Task → All lines in which the word "name" occurs are to be extracted.
### Data for processing ###
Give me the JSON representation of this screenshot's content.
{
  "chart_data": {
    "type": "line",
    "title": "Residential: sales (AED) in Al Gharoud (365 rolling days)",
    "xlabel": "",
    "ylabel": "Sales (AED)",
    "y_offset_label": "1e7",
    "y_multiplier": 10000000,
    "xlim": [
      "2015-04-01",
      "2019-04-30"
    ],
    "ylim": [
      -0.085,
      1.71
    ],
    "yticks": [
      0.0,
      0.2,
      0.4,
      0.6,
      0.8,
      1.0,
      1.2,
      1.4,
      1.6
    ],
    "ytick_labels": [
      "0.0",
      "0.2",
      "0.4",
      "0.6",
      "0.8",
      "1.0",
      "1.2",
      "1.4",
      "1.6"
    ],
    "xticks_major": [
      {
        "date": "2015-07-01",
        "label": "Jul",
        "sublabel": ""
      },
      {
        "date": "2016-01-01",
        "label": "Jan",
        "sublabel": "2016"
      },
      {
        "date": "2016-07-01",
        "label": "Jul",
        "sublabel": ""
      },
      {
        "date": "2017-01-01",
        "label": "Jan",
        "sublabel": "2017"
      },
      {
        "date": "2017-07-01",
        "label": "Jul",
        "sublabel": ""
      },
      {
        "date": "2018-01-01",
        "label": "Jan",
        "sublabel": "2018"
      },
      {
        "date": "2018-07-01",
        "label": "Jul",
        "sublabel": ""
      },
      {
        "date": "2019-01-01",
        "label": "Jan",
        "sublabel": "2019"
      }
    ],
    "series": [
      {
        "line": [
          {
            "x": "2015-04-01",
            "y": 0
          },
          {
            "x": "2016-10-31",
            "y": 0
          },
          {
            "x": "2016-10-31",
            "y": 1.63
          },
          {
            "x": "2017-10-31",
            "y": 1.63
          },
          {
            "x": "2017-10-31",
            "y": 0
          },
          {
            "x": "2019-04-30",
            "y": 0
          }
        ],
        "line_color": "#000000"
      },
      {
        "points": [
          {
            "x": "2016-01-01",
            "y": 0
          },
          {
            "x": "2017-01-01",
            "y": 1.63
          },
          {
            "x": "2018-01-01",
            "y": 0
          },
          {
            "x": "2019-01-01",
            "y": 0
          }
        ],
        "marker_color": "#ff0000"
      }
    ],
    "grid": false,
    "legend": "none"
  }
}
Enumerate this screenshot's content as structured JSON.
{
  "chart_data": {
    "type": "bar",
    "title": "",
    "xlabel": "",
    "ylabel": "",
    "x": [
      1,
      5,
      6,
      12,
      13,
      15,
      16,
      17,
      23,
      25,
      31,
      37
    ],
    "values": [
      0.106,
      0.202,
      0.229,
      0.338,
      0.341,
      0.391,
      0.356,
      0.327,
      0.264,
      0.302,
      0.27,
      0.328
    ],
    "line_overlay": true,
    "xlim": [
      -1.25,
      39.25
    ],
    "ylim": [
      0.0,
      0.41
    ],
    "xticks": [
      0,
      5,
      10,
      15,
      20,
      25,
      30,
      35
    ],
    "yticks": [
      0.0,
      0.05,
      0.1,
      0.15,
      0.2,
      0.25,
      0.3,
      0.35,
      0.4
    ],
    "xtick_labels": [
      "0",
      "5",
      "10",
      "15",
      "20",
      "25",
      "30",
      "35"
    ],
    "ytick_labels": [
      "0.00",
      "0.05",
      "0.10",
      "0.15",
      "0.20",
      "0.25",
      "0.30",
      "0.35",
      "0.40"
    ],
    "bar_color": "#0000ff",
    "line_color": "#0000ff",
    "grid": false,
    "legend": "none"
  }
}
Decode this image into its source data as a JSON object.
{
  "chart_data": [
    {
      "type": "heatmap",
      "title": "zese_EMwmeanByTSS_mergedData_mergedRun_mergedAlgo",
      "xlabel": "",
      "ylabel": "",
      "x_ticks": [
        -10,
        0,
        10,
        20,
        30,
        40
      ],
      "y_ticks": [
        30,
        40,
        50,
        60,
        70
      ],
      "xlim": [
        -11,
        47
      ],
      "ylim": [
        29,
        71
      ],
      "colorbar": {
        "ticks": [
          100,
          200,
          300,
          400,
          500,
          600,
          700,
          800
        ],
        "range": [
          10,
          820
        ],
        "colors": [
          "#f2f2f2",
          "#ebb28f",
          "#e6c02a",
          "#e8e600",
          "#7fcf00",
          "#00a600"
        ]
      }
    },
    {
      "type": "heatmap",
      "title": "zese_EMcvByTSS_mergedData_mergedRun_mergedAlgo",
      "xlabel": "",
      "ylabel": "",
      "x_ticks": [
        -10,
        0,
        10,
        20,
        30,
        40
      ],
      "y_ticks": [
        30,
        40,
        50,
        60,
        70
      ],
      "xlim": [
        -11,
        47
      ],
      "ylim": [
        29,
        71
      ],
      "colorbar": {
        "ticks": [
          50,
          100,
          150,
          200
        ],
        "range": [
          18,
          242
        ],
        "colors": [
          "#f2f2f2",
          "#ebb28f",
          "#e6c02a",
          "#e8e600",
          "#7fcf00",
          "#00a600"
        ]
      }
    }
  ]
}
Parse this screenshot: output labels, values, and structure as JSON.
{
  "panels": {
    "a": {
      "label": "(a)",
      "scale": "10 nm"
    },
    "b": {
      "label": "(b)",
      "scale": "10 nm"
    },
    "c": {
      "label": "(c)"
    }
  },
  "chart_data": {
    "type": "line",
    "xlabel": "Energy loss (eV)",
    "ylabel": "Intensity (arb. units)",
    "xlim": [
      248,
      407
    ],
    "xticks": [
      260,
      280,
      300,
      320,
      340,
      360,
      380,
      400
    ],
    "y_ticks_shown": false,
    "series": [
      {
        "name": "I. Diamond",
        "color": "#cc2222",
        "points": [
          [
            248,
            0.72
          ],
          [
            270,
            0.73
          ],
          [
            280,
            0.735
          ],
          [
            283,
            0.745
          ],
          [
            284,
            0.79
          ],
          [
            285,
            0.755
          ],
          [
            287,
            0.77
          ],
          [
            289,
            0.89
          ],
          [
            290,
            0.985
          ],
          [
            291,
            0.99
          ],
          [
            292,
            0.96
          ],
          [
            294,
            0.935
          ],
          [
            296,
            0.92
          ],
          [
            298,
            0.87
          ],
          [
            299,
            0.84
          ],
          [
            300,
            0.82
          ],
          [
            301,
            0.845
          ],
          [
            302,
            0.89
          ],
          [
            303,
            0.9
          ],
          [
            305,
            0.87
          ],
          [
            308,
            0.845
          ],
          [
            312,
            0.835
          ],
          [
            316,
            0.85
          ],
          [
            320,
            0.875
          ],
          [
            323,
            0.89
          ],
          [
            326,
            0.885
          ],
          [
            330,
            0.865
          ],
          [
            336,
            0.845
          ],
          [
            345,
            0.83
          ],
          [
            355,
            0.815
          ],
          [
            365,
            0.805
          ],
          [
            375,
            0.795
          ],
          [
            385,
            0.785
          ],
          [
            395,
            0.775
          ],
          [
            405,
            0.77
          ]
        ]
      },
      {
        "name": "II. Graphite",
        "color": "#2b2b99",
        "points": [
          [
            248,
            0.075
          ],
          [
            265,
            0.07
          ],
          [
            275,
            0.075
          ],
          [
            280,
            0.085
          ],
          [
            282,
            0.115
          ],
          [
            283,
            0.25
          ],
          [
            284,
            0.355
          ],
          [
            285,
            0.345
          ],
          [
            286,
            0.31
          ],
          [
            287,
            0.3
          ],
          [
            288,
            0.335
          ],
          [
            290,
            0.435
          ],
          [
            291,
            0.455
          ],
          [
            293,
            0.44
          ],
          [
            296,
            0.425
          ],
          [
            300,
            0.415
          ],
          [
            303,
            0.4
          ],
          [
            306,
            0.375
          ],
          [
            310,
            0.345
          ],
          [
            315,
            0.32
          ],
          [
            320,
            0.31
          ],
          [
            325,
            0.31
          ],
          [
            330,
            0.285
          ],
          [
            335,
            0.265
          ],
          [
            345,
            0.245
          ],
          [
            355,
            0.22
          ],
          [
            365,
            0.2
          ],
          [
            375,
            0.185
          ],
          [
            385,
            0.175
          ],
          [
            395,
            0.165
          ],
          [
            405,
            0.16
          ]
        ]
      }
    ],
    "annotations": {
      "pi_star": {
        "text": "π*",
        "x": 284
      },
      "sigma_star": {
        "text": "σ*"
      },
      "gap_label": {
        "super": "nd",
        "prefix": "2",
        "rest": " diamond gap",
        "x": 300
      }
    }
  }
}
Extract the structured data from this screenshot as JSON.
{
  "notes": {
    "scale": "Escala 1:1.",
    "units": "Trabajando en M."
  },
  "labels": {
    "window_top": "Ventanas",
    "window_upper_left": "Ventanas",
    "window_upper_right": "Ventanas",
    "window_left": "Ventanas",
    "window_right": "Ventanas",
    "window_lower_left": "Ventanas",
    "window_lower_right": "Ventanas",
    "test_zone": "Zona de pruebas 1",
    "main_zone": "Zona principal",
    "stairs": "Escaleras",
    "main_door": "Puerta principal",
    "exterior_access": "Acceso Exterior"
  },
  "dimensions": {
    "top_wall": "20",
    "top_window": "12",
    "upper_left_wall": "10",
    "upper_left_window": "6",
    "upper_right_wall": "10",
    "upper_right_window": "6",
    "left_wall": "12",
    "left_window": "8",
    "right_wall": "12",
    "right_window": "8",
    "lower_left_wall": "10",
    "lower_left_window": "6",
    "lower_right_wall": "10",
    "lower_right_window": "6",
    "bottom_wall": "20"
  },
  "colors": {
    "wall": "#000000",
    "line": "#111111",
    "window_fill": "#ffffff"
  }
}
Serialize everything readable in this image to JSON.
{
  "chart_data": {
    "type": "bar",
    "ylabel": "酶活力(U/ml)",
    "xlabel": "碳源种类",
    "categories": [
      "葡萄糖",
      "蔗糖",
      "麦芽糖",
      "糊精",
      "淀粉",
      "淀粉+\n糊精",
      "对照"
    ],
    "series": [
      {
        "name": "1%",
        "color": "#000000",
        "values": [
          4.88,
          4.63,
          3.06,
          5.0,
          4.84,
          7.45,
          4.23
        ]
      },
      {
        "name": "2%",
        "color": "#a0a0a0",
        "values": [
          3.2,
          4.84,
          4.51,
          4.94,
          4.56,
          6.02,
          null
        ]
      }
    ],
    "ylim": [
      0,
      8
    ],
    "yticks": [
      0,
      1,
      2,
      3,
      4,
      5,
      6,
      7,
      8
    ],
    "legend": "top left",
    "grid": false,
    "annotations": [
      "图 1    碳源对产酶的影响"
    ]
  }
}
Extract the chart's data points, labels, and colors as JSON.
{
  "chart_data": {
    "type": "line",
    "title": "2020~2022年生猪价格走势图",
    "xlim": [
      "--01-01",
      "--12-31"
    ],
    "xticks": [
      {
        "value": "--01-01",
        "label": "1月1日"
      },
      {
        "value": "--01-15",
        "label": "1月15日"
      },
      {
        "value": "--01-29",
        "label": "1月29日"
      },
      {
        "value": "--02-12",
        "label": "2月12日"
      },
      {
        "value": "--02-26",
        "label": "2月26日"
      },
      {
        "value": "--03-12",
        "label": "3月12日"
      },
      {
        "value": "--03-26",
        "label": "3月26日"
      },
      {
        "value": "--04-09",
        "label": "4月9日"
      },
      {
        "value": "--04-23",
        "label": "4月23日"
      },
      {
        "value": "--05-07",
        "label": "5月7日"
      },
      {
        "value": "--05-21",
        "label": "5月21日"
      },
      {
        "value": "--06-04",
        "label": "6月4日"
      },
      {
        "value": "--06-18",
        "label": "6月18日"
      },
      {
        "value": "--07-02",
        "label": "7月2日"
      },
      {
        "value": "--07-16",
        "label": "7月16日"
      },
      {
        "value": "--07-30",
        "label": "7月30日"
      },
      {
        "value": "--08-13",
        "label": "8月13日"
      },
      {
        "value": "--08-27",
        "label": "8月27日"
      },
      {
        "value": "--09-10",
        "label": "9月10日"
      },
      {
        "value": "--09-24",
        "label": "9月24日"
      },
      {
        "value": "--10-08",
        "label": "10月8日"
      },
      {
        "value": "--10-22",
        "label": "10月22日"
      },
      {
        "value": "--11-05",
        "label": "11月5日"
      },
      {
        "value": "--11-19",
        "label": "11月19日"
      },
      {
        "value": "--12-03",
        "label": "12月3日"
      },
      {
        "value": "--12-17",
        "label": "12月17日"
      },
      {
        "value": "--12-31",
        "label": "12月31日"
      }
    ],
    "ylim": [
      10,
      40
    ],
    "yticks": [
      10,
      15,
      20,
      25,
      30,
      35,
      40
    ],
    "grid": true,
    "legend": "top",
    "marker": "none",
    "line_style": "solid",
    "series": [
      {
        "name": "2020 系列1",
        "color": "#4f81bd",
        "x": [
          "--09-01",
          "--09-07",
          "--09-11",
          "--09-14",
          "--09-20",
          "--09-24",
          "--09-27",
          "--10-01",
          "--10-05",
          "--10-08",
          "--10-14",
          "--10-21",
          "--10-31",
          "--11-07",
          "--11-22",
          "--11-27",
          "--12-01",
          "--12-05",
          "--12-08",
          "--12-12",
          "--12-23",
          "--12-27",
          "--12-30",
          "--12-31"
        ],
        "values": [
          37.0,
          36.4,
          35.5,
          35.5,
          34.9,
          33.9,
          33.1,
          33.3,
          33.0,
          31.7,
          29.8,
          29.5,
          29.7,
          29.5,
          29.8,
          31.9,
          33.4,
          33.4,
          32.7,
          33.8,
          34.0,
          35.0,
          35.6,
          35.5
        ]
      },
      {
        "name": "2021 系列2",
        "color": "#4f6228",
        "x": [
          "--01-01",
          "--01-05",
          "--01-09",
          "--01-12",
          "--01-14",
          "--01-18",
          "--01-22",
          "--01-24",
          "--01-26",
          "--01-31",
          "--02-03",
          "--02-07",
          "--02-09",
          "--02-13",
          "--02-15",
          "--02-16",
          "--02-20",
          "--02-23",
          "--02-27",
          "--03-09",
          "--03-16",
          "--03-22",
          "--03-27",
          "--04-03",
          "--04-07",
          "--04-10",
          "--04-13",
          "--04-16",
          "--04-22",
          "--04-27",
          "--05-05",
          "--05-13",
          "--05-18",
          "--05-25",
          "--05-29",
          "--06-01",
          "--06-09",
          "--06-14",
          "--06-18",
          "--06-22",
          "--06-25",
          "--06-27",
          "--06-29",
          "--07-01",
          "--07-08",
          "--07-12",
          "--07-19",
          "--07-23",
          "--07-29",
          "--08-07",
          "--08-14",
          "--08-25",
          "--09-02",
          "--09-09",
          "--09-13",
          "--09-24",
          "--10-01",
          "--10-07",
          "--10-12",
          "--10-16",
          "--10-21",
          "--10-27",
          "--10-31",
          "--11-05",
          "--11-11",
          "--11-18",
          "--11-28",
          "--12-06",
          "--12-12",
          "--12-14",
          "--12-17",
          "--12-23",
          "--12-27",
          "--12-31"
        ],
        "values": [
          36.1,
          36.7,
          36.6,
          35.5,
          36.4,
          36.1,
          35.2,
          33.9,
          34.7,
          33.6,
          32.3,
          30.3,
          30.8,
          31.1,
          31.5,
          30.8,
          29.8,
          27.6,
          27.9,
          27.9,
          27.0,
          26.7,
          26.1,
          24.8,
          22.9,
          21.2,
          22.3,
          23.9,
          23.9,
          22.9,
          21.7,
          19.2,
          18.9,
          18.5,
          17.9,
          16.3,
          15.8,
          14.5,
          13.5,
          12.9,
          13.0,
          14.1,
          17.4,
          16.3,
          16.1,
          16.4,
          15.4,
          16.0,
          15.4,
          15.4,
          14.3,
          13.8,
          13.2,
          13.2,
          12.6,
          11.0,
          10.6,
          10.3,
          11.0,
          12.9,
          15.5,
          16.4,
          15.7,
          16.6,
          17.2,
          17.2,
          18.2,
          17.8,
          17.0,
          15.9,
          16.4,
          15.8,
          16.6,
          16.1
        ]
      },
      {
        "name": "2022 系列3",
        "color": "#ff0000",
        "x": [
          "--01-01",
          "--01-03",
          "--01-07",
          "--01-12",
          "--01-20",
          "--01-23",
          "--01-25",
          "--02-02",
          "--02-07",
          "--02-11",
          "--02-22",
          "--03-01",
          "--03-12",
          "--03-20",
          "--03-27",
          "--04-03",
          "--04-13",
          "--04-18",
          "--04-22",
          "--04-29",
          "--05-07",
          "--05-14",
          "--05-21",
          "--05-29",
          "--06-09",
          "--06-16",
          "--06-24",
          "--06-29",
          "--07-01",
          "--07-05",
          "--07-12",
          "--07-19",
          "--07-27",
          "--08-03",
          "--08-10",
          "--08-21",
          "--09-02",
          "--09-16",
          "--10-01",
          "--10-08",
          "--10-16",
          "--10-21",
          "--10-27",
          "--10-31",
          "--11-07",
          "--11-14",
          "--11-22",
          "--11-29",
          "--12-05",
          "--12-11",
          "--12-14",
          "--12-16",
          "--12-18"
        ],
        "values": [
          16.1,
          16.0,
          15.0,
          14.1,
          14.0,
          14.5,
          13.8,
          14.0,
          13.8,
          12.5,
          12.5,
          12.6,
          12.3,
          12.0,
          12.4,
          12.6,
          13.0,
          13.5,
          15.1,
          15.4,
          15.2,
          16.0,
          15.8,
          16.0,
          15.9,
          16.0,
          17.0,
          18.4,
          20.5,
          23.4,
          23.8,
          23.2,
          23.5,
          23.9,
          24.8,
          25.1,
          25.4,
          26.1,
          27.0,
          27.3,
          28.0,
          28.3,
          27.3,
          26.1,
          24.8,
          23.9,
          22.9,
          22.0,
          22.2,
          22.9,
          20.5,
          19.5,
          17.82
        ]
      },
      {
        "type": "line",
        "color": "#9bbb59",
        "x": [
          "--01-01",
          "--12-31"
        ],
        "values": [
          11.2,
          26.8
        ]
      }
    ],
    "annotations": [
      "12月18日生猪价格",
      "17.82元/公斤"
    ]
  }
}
###
Complete answer →
        "name": "I. Diamond",
        "name": "II. Graphite",
        "name": "1%",
        "name": "2%",
        "name": "2020 系列1",
        "name": "2021 系列2",
        "name": "2022 系列3",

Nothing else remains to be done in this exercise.